-------- Material shown
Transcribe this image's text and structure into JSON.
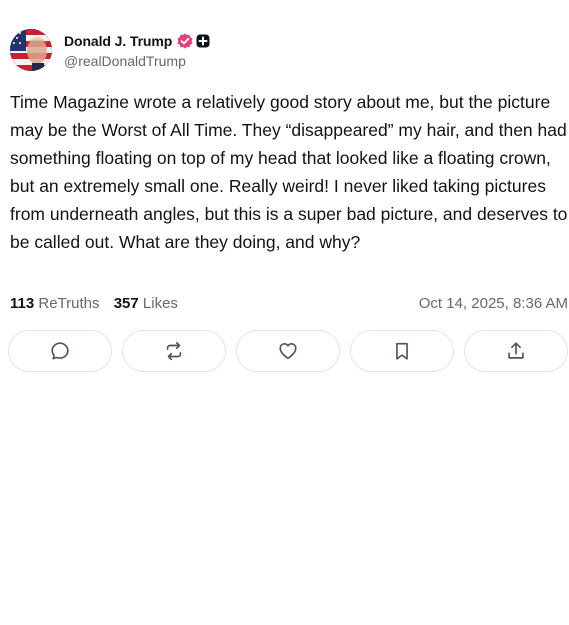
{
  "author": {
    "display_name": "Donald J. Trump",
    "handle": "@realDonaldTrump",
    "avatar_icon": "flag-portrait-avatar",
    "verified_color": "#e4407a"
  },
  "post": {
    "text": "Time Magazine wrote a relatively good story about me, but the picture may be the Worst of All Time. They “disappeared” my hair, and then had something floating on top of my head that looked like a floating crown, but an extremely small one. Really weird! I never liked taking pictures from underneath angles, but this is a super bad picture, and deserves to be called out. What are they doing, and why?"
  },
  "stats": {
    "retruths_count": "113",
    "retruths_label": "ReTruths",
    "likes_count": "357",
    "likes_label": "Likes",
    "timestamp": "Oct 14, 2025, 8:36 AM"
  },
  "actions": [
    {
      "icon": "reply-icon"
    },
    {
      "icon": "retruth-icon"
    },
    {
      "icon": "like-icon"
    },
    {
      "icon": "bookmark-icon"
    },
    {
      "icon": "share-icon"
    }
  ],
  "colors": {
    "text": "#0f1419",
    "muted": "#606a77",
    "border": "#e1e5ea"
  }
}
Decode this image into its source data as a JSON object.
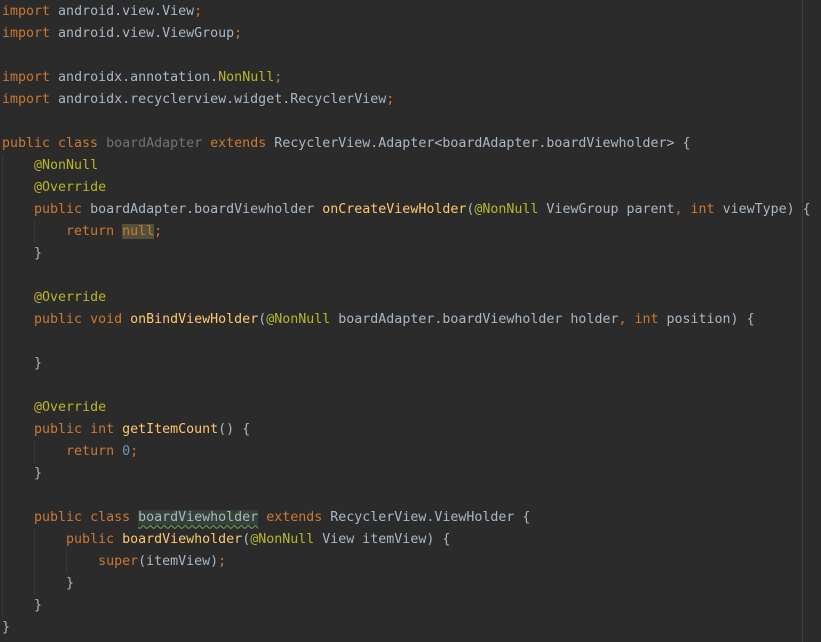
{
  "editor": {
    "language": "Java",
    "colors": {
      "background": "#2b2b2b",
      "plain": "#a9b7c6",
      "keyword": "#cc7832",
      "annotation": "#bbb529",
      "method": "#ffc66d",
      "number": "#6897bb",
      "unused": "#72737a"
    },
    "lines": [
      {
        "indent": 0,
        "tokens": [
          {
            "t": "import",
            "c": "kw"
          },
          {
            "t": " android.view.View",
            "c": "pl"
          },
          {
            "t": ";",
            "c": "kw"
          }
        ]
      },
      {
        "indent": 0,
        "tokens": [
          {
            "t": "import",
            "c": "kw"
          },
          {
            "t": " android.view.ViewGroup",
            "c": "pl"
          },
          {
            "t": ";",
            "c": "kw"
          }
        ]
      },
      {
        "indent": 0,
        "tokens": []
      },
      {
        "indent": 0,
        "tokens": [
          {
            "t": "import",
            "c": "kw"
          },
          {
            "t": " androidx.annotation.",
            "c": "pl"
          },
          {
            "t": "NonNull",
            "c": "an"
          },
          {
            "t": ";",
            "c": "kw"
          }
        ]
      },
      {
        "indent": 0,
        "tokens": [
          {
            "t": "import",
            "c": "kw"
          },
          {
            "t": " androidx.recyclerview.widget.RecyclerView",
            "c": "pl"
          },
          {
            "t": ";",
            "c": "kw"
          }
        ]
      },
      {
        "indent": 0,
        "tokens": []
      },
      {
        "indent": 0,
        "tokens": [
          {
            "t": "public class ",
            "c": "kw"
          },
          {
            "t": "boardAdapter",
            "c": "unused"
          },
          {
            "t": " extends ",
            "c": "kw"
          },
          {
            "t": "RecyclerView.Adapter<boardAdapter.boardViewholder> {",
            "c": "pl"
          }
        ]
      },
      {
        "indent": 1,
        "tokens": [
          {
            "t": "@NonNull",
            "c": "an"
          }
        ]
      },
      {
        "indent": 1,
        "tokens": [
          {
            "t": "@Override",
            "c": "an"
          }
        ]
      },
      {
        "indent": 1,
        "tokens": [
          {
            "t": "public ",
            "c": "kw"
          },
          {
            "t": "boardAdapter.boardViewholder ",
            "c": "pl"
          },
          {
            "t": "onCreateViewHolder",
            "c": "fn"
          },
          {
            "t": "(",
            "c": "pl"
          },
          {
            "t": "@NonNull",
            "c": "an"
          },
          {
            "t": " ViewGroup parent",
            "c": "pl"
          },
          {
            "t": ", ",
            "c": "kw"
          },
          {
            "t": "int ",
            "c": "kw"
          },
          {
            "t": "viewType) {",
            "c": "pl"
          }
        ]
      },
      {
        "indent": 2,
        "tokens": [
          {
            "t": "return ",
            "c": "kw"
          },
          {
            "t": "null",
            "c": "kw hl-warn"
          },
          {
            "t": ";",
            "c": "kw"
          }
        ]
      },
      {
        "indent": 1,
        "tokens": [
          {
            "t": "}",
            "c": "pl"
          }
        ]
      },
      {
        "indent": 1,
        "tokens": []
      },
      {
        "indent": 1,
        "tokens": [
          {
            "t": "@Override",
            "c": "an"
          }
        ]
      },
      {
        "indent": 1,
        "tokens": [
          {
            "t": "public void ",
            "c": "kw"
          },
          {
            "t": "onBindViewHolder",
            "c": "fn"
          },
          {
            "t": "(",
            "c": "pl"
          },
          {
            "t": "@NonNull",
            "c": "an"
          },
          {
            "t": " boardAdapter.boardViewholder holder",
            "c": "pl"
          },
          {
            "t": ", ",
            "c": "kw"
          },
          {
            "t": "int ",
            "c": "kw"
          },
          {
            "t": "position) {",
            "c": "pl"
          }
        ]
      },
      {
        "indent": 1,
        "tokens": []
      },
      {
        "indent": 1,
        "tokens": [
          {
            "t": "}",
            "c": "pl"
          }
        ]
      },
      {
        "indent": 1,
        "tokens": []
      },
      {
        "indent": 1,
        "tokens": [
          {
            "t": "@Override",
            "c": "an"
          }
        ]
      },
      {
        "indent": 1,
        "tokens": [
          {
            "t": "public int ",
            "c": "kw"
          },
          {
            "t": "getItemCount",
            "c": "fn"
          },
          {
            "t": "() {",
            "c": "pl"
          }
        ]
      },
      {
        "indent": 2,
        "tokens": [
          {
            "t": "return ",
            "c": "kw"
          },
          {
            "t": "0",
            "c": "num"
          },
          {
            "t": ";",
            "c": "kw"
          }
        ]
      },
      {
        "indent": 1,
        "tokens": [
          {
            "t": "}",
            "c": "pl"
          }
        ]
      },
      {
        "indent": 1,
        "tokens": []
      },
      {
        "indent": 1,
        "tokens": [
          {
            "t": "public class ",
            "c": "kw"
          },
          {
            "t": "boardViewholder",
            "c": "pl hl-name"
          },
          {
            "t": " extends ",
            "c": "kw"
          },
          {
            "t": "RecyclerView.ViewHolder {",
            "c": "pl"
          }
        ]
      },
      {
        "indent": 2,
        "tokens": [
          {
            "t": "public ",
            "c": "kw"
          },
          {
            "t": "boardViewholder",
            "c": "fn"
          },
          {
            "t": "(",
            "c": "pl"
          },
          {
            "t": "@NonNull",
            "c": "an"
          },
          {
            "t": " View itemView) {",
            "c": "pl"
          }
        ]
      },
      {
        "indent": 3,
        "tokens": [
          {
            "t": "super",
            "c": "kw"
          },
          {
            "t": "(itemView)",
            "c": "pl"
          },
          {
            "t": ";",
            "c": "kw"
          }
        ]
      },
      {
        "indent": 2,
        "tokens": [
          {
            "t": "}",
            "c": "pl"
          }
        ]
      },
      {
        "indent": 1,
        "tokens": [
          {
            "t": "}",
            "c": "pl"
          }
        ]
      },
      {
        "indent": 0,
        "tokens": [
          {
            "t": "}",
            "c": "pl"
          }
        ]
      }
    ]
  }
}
----------------
-------- Material shown
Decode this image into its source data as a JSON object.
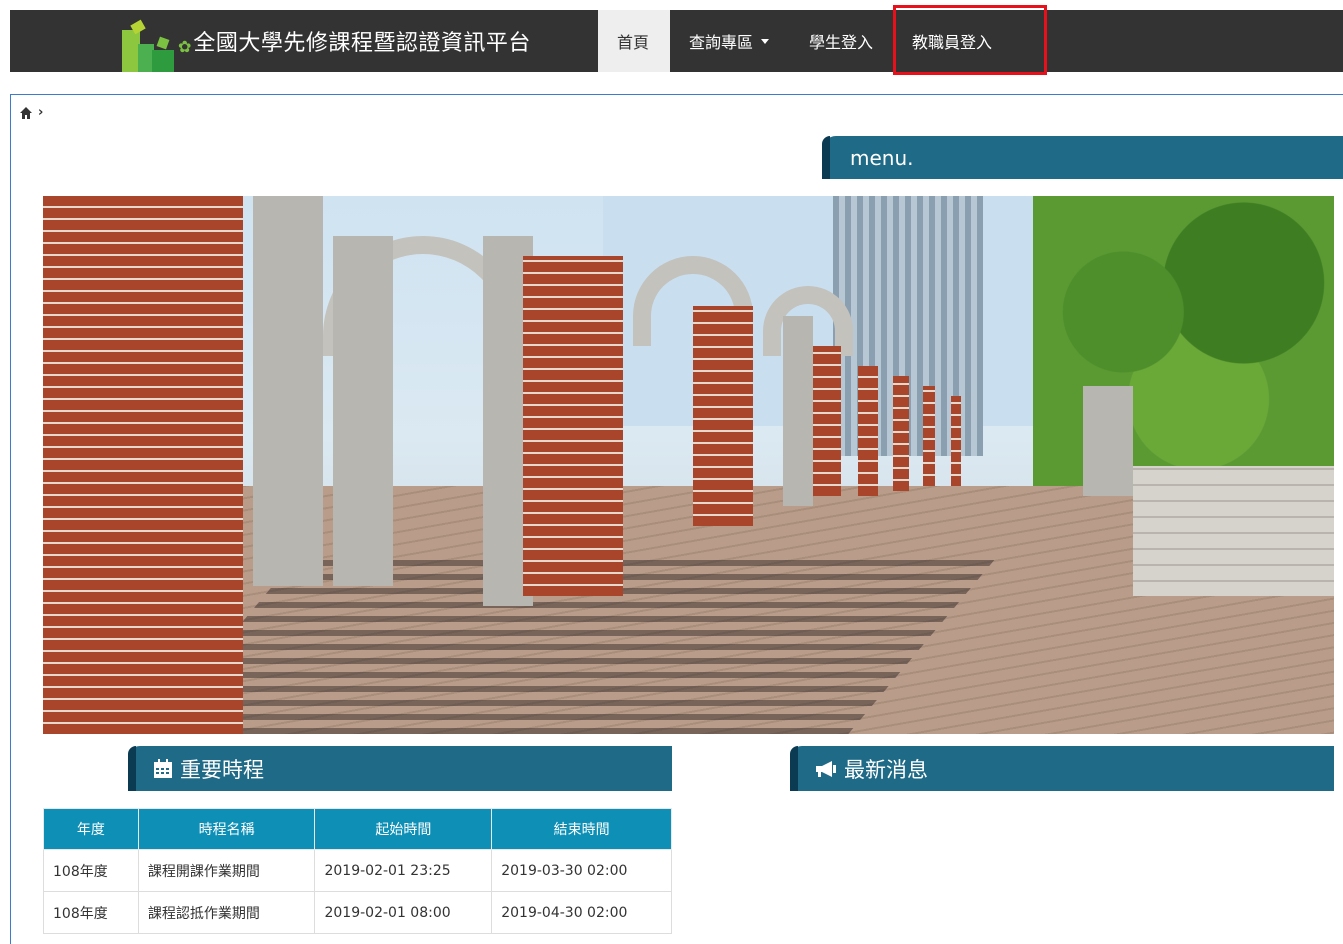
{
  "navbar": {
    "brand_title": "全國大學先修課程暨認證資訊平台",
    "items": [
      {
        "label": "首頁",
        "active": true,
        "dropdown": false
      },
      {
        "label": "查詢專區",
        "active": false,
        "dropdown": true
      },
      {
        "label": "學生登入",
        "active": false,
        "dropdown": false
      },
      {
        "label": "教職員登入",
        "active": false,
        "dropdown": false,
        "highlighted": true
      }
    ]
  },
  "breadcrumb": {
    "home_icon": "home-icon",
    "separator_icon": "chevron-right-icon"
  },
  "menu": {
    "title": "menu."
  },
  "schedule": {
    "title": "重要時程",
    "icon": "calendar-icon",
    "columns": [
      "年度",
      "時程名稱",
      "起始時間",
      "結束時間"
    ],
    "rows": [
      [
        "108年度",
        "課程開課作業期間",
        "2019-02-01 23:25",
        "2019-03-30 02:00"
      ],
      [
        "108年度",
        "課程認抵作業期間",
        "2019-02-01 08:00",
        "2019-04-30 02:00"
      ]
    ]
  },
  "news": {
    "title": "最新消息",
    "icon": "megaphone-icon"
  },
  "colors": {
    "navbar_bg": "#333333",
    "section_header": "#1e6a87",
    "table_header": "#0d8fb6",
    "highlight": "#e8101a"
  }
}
----------------
Given instruction:
Give the count of lines in the listing above that include "annotation", with no other words.

Solution to the exercise:
2